[START DOCUMENT PASSAGE]

UK

Fog at London airports causes second day of disruption

Cars in thick fog on the M2 in Kent Image copyright PA
Image caption Motorists were also warned to take care in dense fog

Fog is causing a second day of delays and cancellations at London airports.

Heathrow and Gatwick are both experiencing problems due to heavy fog across England and elsewhere in Europe.

London City airport opened on Sunday afternoon with a full schedule but, as with the other airports, advised passengers to contact their airline before leaving home.

Further fog is predicted for Monday which could affect commuters, according to the Met Office.

Travellers also face further disruption over Christmas due to planned strikes by cabin crew and baggage handlers, although talks to avert the walkout are planned for Monday.

A Heathrow airport spokesman said about 30 flights, selected by the airlines, had been "tactically cancelled" because of reduced runway capacity, and delays to other flights were likely to continue all day.

British Airways also warned there would be delays to some of its flights at other airports due to disruption at Heathrow.

[END DOCUMENT PASSAGE]
[START GIVEN DATA]

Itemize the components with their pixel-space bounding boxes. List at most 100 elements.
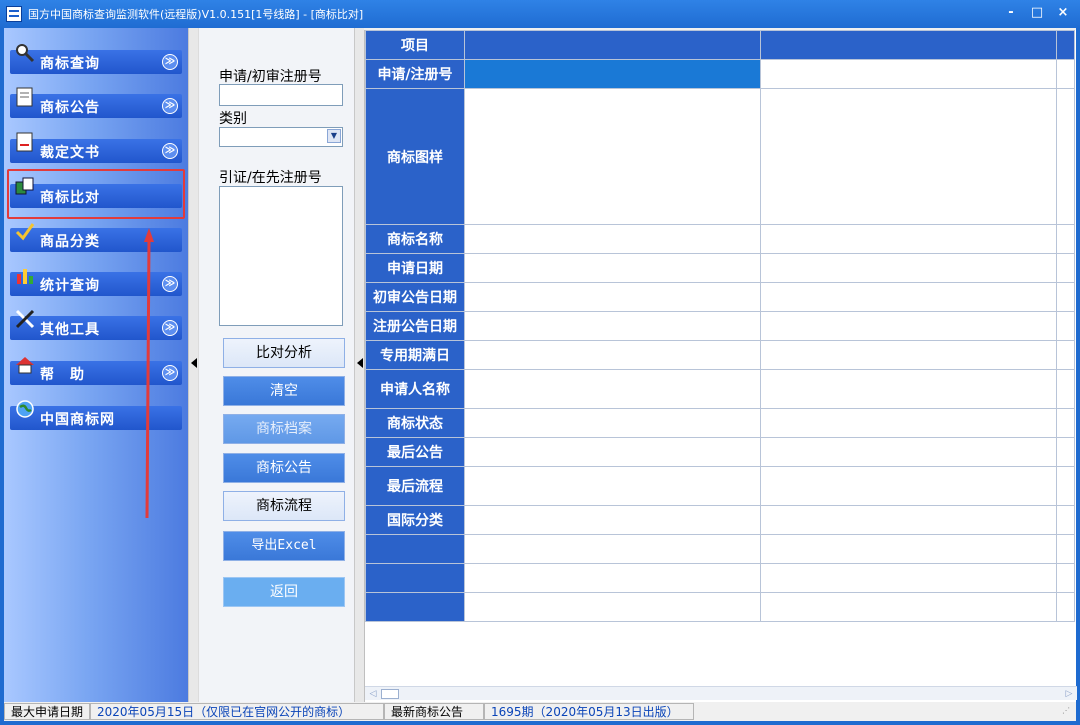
category-select[interactable]: ▼ bbox=[219, 127, 343, 147]
sidebar-item-ruling-documents[interactable]: 裁定文书 ≫ bbox=[10, 132, 182, 163]
table-cell[interactable] bbox=[1056, 340, 1075, 370]
cited-reg-no-input[interactable] bbox=[219, 186, 343, 326]
table-cell[interactable] bbox=[464, 563, 761, 593]
status-bar: 最大申请日期 2020年05月15日（仅限已在官网公开的商标） 最新商标公告 1… bbox=[4, 702, 1076, 721]
table-cell[interactable] bbox=[1056, 224, 1075, 254]
table-row: 初审公告日期 bbox=[365, 282, 1075, 312]
table-cell[interactable] bbox=[1056, 505, 1075, 535]
table-cell[interactable] bbox=[760, 311, 1057, 341]
sidebar-item-china-trademark-site[interactable]: 中国商标网 bbox=[10, 400, 182, 430]
title-bar: 国方中国商标查询监测软件(远程版)V1.0.151[1号线路] - [商标比对]… bbox=[0, 0, 1080, 28]
horizontal-scrollbar[interactable]: ◁ ▷ bbox=[365, 686, 1077, 700]
table-cell[interactable] bbox=[464, 224, 761, 254]
collapse-left-icon[interactable] bbox=[191, 358, 197, 368]
table-cell[interactable] bbox=[1056, 59, 1075, 89]
trademark-announcement-button[interactable]: 商标公告 bbox=[223, 453, 345, 483]
compare-analysis-button[interactable]: 比对分析 bbox=[223, 338, 345, 368]
expand-icon[interactable]: ≫ bbox=[162, 54, 178, 70]
sidebar-item-trademark-search[interactable]: 商标查询 ≫ bbox=[10, 44, 182, 74]
trademark-archive-button[interactable]: 商标档案 bbox=[223, 414, 345, 444]
table-cell[interactable] bbox=[760, 369, 1057, 409]
table-cell[interactable] bbox=[1056, 282, 1075, 312]
table-cell[interactable] bbox=[760, 592, 1057, 622]
table-cell[interactable] bbox=[760, 253, 1057, 283]
table-cell[interactable] bbox=[1056, 253, 1075, 283]
table-cell[interactable] bbox=[464, 369, 761, 409]
scroll-thumb[interactable] bbox=[381, 689, 399, 699]
maximize-button[interactable]: □ bbox=[1026, 4, 1048, 22]
table-cell[interactable] bbox=[760, 59, 1057, 89]
row-header bbox=[365, 592, 465, 622]
table-cell-selected[interactable] bbox=[464, 59, 761, 89]
table-cell[interactable] bbox=[464, 282, 761, 312]
collapse-middle-icon[interactable] bbox=[357, 358, 363, 368]
table-cell[interactable] bbox=[464, 408, 761, 438]
table-cell[interactable] bbox=[760, 466, 1057, 506]
chart-icon bbox=[17, 269, 33, 284]
row-header: 最后流程 bbox=[365, 466, 465, 506]
close-button[interactable]: × bbox=[1052, 4, 1074, 22]
sidebar-item-help[interactable]: 帮 助 ≫ bbox=[10, 357, 182, 385]
sidebar-item-label: 裁定文书 bbox=[40, 145, 100, 161]
expand-icon[interactable]: ≫ bbox=[162, 143, 178, 159]
main-frame: 商标查询 ≫ 商标公告 ≫ 裁定文书 ≫ 商标比对 商品分类 统计查询 ≫ 其他… bbox=[4, 28, 1077, 702]
table-cell[interactable] bbox=[760, 563, 1057, 593]
table-cell[interactable] bbox=[464, 311, 761, 341]
splitter-left[interactable] bbox=[188, 28, 198, 702]
table-cell[interactable] bbox=[1056, 563, 1075, 593]
table-cell[interactable] bbox=[464, 88, 761, 225]
row-header: 商标名称 bbox=[365, 224, 465, 254]
clear-button[interactable]: 清空 bbox=[223, 376, 345, 406]
table-cell[interactable] bbox=[464, 592, 761, 622]
expand-icon[interactable]: ≫ bbox=[162, 98, 178, 114]
table-row: 最后流程 bbox=[365, 466, 1075, 506]
table-cell[interactable] bbox=[760, 437, 1057, 467]
table-cell[interactable] bbox=[1056, 592, 1075, 622]
table-cell[interactable] bbox=[760, 408, 1057, 438]
expand-icon[interactable]: ≫ bbox=[162, 320, 178, 336]
table-cell[interactable] bbox=[464, 505, 761, 535]
table-row bbox=[365, 563, 1075, 593]
table-cell[interactable] bbox=[464, 466, 761, 506]
table-cell[interactable] bbox=[464, 340, 761, 370]
table-cell[interactable] bbox=[464, 253, 761, 283]
category-label: 类别 bbox=[219, 111, 247, 127]
dropdown-arrow-icon[interactable]: ▼ bbox=[327, 129, 341, 143]
table-cell[interactable] bbox=[760, 340, 1057, 370]
table-cell[interactable] bbox=[760, 282, 1057, 312]
row-header: 申请/注册号 bbox=[365, 59, 465, 89]
sidebar-item-trademark-announcement[interactable]: 商标公告 ≫ bbox=[10, 87, 182, 118]
reg-no-input[interactable] bbox=[219, 84, 343, 106]
sidebar-item-other-tools[interactable]: 其他工具 ≫ bbox=[10, 309, 182, 340]
table-cell[interactable] bbox=[1056, 369, 1075, 409]
table-cell[interactable] bbox=[760, 88, 1057, 225]
table-cell[interactable] bbox=[1056, 466, 1075, 506]
table-cell[interactable] bbox=[1056, 408, 1075, 438]
table-cell[interactable] bbox=[1056, 311, 1075, 341]
table-cell[interactable] bbox=[760, 505, 1057, 535]
pointer-arrow-icon bbox=[144, 228, 154, 518]
table-cell[interactable] bbox=[1056, 534, 1075, 564]
comparison-grid: 项目 申请/注册号 商标图样 商标名称 申请日期 初审公告日期 注册公告日期 专… bbox=[364, 30, 1077, 702]
splitter-right[interactable] bbox=[354, 28, 364, 702]
trademark-process-button[interactable]: 商标流程 bbox=[223, 491, 345, 521]
cited-reg-no-label: 引证/在先注册号 bbox=[219, 170, 322, 186]
scroll-left-icon[interactable]: ◁ bbox=[367, 688, 379, 700]
file-icon bbox=[16, 132, 33, 152]
back-button[interactable]: 返回 bbox=[223, 577, 345, 607]
sidebar-item-statistics[interactable]: 统计查询 ≫ bbox=[10, 269, 182, 296]
minimize-button[interactable]: - bbox=[1000, 4, 1022, 22]
sidebar: 商标查询 ≫ 商标公告 ≫ 裁定文书 ≫ 商标比对 商品分类 统计查询 ≫ 其他… bbox=[4, 28, 188, 702]
expand-icon[interactable]: ≫ bbox=[162, 276, 178, 292]
resize-grip-icon[interactable]: ⋰ bbox=[1062, 706, 1072, 716]
table-cell[interactable] bbox=[464, 534, 761, 564]
scroll-right-icon[interactable]: ▷ bbox=[1063, 688, 1075, 700]
export-excel-button[interactable]: 导出Excel bbox=[223, 531, 345, 561]
sidebar-item-goods-classification[interactable]: 商品分类 bbox=[10, 223, 182, 252]
expand-icon[interactable]: ≫ bbox=[162, 365, 178, 381]
table-cell[interactable] bbox=[1056, 88, 1075, 225]
table-cell[interactable] bbox=[760, 534, 1057, 564]
table-cell[interactable] bbox=[464, 437, 761, 467]
table-cell[interactable] bbox=[1056, 437, 1075, 467]
table-cell[interactable] bbox=[760, 224, 1057, 254]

[END GIVEN DATA]

- [BRIEF 1]:
How would you put this sentence from the airport fog article into Spanish: "Fog is causing a second day of delays and cancellations at London airports."
- [BRIEF 2]:
Copy the rows from the line with "category-select[interactable]: ▼ bbox=[219, 127, 343, 147]" to the line with "horizontal-scrollbar[interactable]: ◁ ▷", keeping both of those lines and changing nothing.

- [FULL RESPONSE 1]:
La niebla está provocando un segundo día de retrasos y cancelaciones en los aeropuertos de Londres.

- [FULL RESPONSE 2]:
category-select[interactable]: ▼ bbox=[219, 127, 343, 147]
sidebar-item-ruling-documents[interactable]: 裁定文书 ≫ bbox=[10, 132, 182, 163]
table-cell[interactable] bbox=[1056, 340, 1075, 370]
cited-reg-no-input[interactable] bbox=[219, 186, 343, 326]
table-cell[interactable] bbox=[464, 563, 761, 593]
status-bar: 最大申请日期 2020年05月15日（仅限已在官网公开的商标） 最新商标公告 1… bbox=[4, 702, 1076, 721]
table-cell[interactable] bbox=[1056, 224, 1075, 254]
table-row: 初审公告日期 bbox=[365, 282, 1075, 312]
table-cell[interactable] bbox=[1056, 505, 1075, 535]
table-cell[interactable] bbox=[760, 311, 1057, 341]
sidebar-item-china-trademark-site[interactable]: 中国商标网 bbox=[10, 400, 182, 430]
title-bar: 国方中国商标查询监测软件(远程版)V1.0.151[1号线路] - [商标比对]… bbox=[0, 0, 1080, 28]
horizontal-scrollbar[interactable]: ◁ ▷ bbox=[365, 686, 1077, 700]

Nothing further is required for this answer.